→ WORK TO BE COMPLETED:
Transcribe all of the data exactly. Omit the pictures.

→ RECORD LIST:

Begin

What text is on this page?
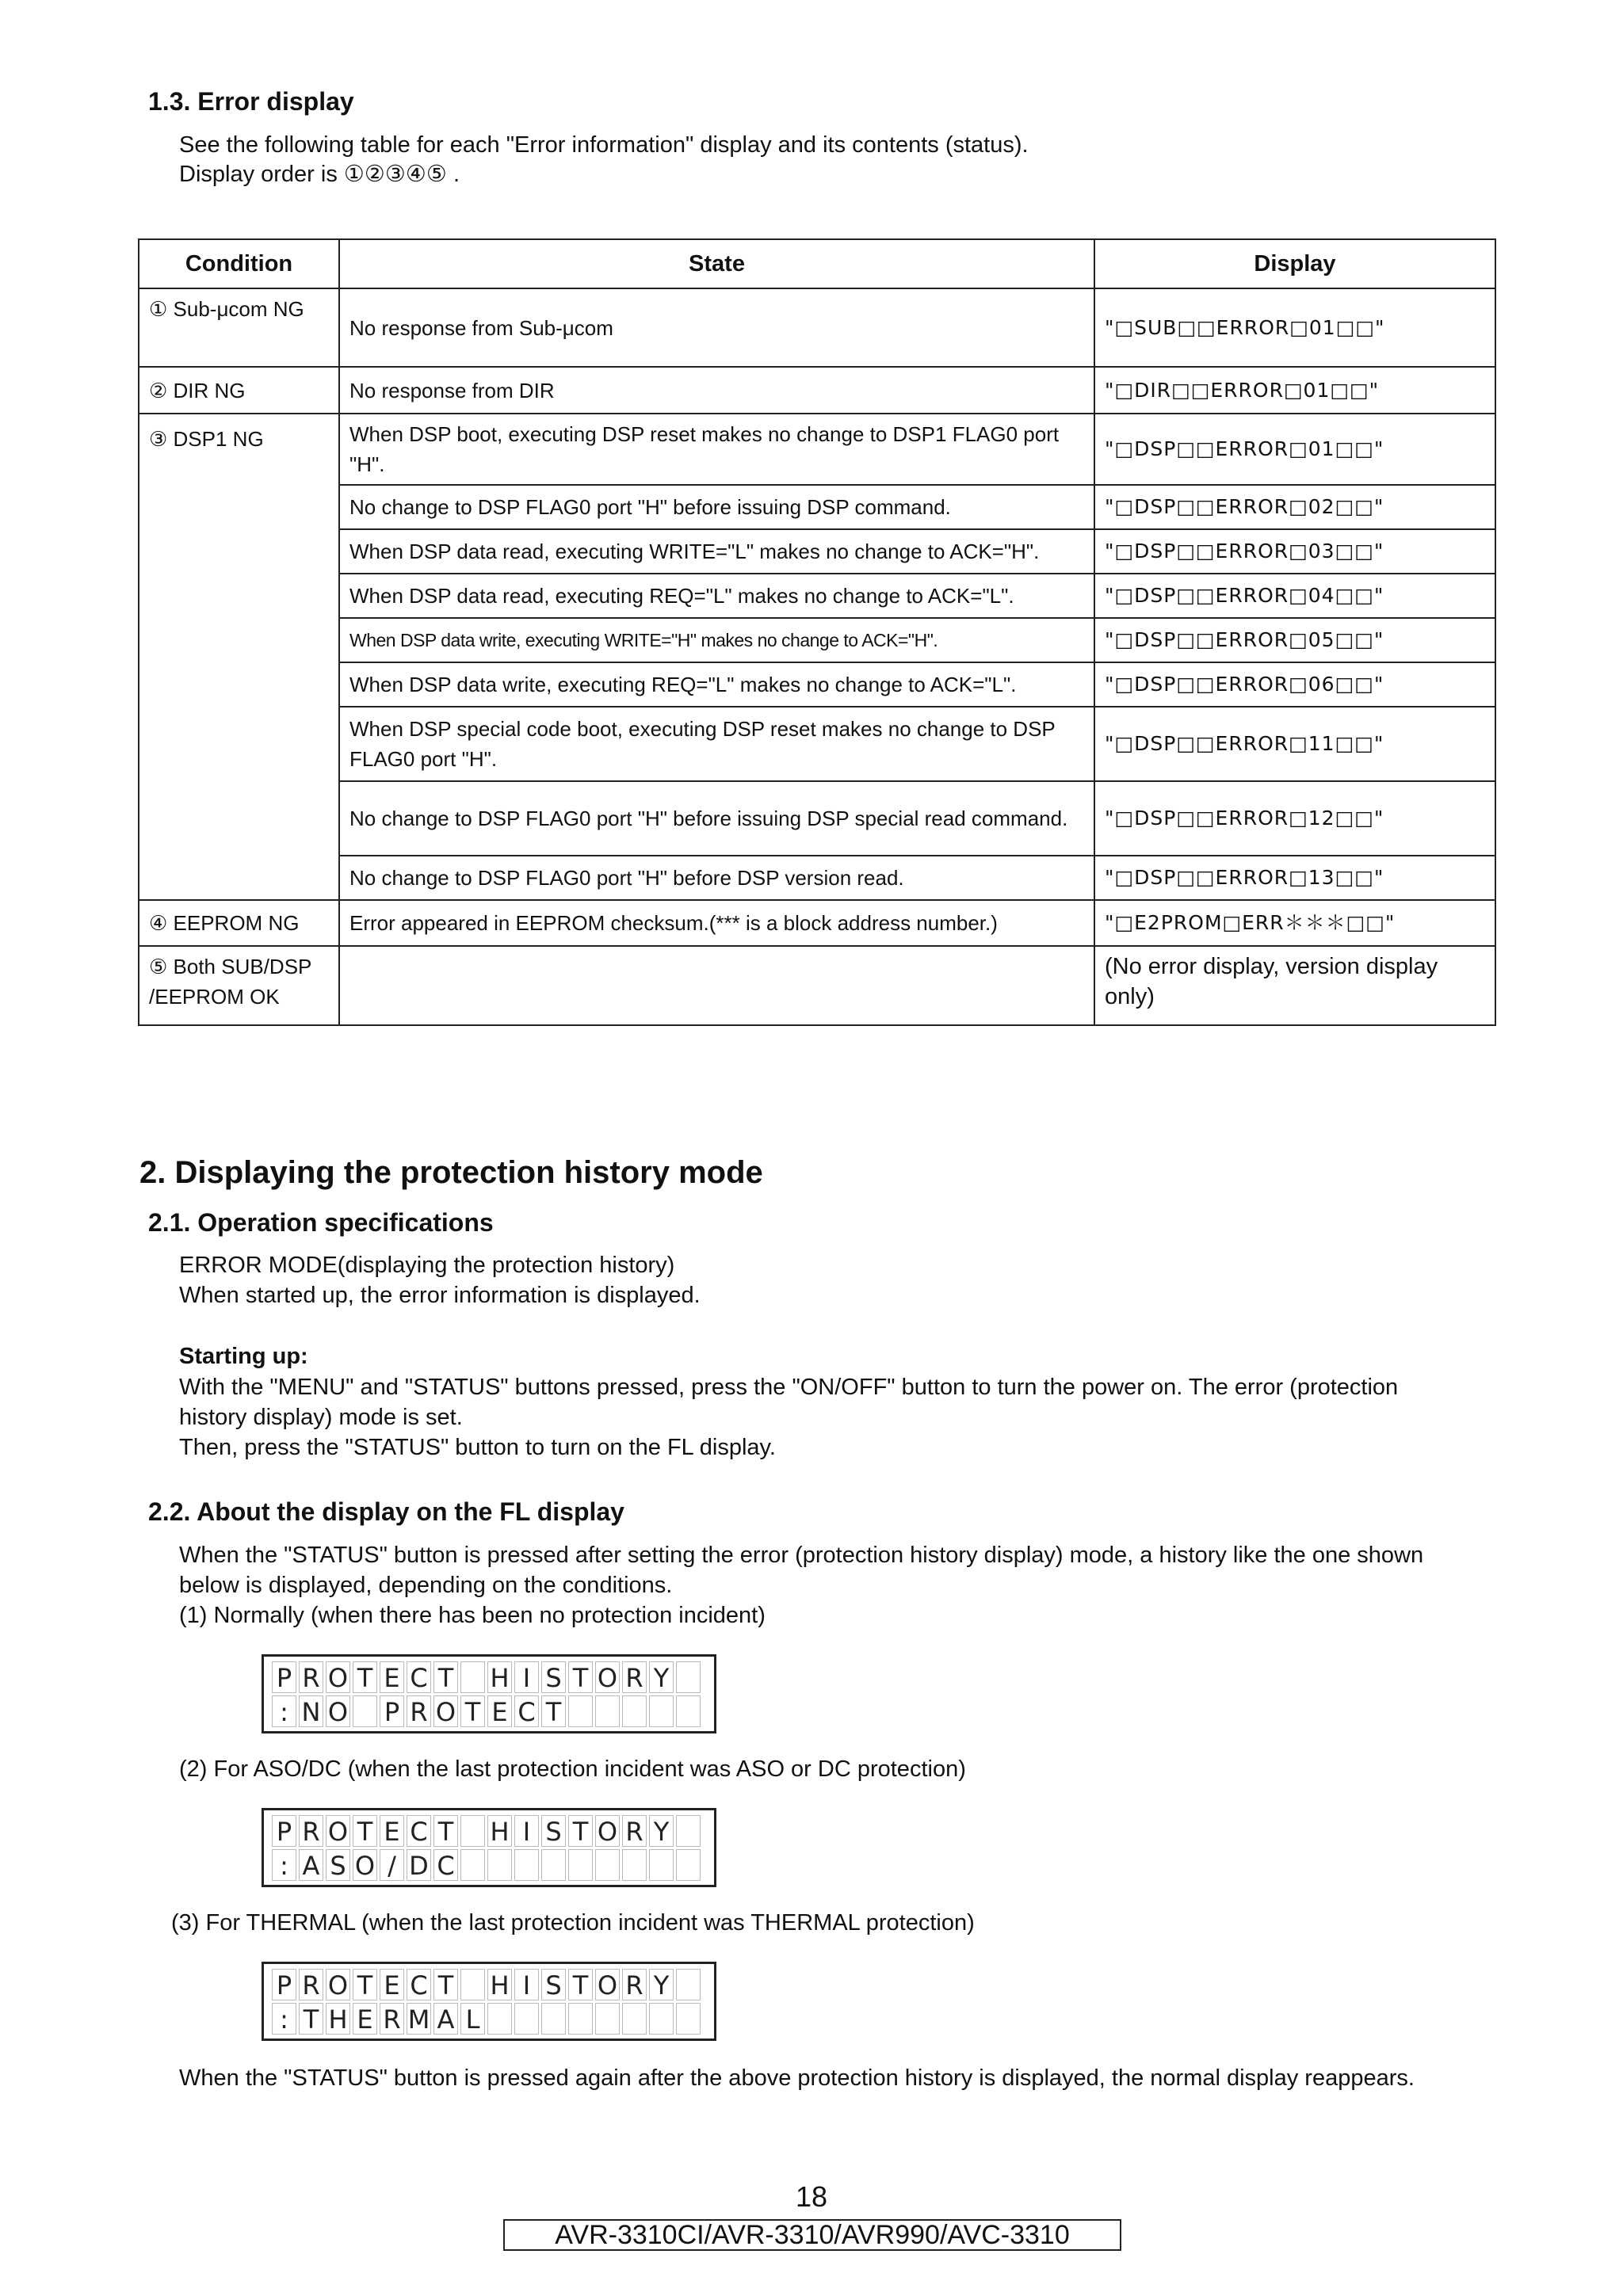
1.3. Error display
See the following table for each "Error information" display and its contents (status).
Display order is ①②③④⑤ .
Condition	State	Display
① Sub-μcom NG	No response from Sub-μcom	"□SUB□□ERROR□01□□"
② DIR NG	No response from DIR	"□DIR□□ERROR□01□□"
③ DSP1 NG	When DSP boot, executing DSP reset makes no change to DSP1 FLAG0 port "H".	"□DSP□□ERROR□01□□"
	No change to DSP FLAG0 port "H" before issuing DSP command.	"□DSP□□ERROR□02□□"
	When DSP data read, executing WRITE="L" makes no change to ACK="H".	"□DSP□□ERROR□03□□"
	When DSP data read, executing REQ="L" makes no change to ACK="L".	"□DSP□□ERROR□04□□"
	When DSP data write, executing WRITE="H" makes no change to ACK="H".	"□DSP□□ERROR□05□□"
	When DSP data write, executing REQ="L" makes no change to ACK="L".	"□DSP□□ERROR□06□□"
	When DSP special code boot, executing DSP reset makes no change to DSP FLAG0 port "H".	"□DSP□□ERROR□11□□"
	No change to DSP FLAG0 port "H" before issuing DSP special read command.	"□DSP□□ERROR□12□□"
	No change to DSP FLAG0 port "H" before DSP version read.	"□DSP□□ERROR□13□□"
④ EEPROM NG	Error appeared in EEPROM checksum.(*** is a block address number.)	"□E2PROM□ERR＊＊＊□□"
⑤ Both SUB/DSP /EEPROM OK		(No error display, version display only)
2. Displaying the protection history mode
2.1. Operation specifications
ERROR MODE(displaying the protection history)
When started up, the error information is displayed.
Starting up:
With the "MENU" and "STATUS" buttons pressed, press the "ON/OFF" button to turn the power on. The error (protection
history display) mode is set.
Then, press the "STATUS" button to turn on the FL display.
2.2. About the display on the FL display
When the "STATUS" button is pressed after setting the error (protection history display) mode, a history like the one shown
below is displayed, depending on the conditions.
(1) Normally (when there has been no protection incident)
P R O T E C T H I S T O R Y
: N O P R O T E C T
(2) For ASO/DC (when the last protection incident was ASO or DC protection)
P R O T E C T H I S T O R Y
: A S O / D C
(3) For THERMAL (when the last protection incident was THERMAL protection)
P R O T E C T H I S T O R Y
: T H E R M A L
When the "STATUS" button is pressed again after the above protection history is displayed, the normal display reappears.
18
AVR-3310CI/AVR-3310/AVR990/AVC-3310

End

→ THE RESPONSE:
What text is on this page?
1.3. Error display
See the following table for each "Error information" display and its contents (status).
Display order is ①②③④⑤ .
Condition	State	Display
① Sub-μcom NG	No response from Sub-μcom	"□SUB□□ERROR□01□□"
② DIR NG	No response from DIR	"□DIR□□ERROR□01□□"
③ DSP1 NG	When DSP boot, executing DSP reset makes no change to DSP1 FLAG0 port "H".	"□DSP□□ERROR□01□□"
	No change to DSP FLAG0 port "H" before issuing DSP command.	"□DSP□□ERROR□02□□"
	When DSP data read, executing WRITE="L" makes no change to ACK="H".	"□DSP□□ERROR□03□□"
	When DSP data read, executing REQ="L" makes no change to ACK="L".	"□DSP□□ERROR□04□□"
	When DSP data write, executing WRITE="H" makes no change to ACK="H".	"□DSP□□ERROR□05□□"
	When DSP data write, executing REQ="L" makes no change to ACK="L".	"□DSP□□ERROR□06□□"
	When DSP special code boot, executing DSP reset makes no change to DSP FLAG0 port "H".	"□DSP□□ERROR□11□□"
	No change to DSP FLAG0 port "H" before issuing DSP special read command.	"□DSP□□ERROR□12□□"
	No change to DSP FLAG0 port "H" before DSP version read.	"□DSP□□ERROR□13□□"
④ EEPROM NG	Error appeared in EEPROM checksum.(*** is a block address number.)	"□E2PROM□ERR＊＊＊□□"
⑤ Both SUB/DSP /EEPROM OK		(No error display, version display only)
2. Displaying the protection history mode
2.1. Operation specifications
ERROR MODE(displaying the protection history)
When started up, the error information is displayed.
Starting up:
With the "MENU" and "STATUS" buttons pressed, press the "ON/OFF" button to turn the power on. The error (protection
history display) mode is set.
Then, press the "STATUS" button to turn on the FL display.
2.2. About the display on the FL display
When the "STATUS" button is pressed after setting the error (protection history display) mode, a history like the one shown
below is displayed, depending on the conditions.
(1) Normally (when there has been no protection incident)
P R O T E C T H I S T O R Y
: N O P R O T E C T
(2) For ASO/DC (when the last protection incident was ASO or DC protection)
P R O T E C T H I S T O R Y
: A S O / D C
(3) For THERMAL (when the last protection incident was THERMAL protection)
P R O T E C T H I S T O R Y
: T H E R M A L
When the "STATUS" button is pressed again after the above protection history is displayed, the normal display reappears.
18
AVR-3310CI/AVR-3310/AVR990/AVC-3310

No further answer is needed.